* **WHAT IS BEING ASKED**
Keep only the lines of the listing that include the word "Mobilehome", and copy them.

..........

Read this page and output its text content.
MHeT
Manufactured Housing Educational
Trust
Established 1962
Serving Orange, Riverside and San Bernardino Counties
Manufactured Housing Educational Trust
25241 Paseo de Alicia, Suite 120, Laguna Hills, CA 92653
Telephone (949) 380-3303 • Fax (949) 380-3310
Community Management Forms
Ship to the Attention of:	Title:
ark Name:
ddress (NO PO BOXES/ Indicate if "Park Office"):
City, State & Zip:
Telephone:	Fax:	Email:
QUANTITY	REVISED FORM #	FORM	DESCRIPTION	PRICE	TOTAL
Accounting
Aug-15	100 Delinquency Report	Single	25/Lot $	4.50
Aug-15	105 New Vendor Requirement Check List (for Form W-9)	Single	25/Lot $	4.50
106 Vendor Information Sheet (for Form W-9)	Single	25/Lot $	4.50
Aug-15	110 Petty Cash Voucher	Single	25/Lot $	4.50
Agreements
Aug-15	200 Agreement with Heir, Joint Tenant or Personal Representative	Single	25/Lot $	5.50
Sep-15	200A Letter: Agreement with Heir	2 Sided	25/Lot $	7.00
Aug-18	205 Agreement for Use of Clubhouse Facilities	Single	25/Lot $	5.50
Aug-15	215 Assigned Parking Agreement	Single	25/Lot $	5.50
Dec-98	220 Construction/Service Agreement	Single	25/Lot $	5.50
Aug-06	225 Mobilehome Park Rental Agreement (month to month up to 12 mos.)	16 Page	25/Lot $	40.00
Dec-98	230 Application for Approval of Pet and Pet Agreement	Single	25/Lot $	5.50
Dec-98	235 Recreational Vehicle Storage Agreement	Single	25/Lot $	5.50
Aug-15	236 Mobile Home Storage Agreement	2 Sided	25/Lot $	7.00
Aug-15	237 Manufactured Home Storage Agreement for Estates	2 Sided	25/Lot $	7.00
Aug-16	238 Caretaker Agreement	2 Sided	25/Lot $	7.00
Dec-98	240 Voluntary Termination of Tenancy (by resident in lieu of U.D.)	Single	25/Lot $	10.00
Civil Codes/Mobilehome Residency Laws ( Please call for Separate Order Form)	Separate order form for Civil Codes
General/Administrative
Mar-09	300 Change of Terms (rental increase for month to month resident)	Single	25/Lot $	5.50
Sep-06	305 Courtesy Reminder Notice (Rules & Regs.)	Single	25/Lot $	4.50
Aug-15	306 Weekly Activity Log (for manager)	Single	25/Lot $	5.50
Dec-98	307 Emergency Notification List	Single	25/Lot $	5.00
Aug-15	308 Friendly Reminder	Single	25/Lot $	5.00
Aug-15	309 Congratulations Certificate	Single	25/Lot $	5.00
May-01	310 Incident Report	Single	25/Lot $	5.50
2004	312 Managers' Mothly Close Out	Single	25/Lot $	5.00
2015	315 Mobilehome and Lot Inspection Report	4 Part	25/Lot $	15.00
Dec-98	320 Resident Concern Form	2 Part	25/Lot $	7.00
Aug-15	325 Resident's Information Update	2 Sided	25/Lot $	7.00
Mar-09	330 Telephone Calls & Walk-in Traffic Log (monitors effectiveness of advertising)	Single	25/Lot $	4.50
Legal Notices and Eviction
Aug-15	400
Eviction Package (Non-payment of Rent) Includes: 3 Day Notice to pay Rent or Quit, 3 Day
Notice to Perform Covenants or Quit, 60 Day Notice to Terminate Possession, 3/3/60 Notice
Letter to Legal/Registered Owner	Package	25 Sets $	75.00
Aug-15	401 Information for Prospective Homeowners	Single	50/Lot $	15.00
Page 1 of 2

..........

* **RESULT OF THE TASK**
Aug-06	225 Mobilehome Park Rental Agreement (month to month up to 12 mos.)	16 Page	25/Lot $	40.00
Civil Codes/Mobilehome Residency Laws ( Please call for Separate Order Form)	Separate order form for Civil Codes
2015	315 Mobilehome and Lot Inspection Report	4 Part	25/Lot $	15.00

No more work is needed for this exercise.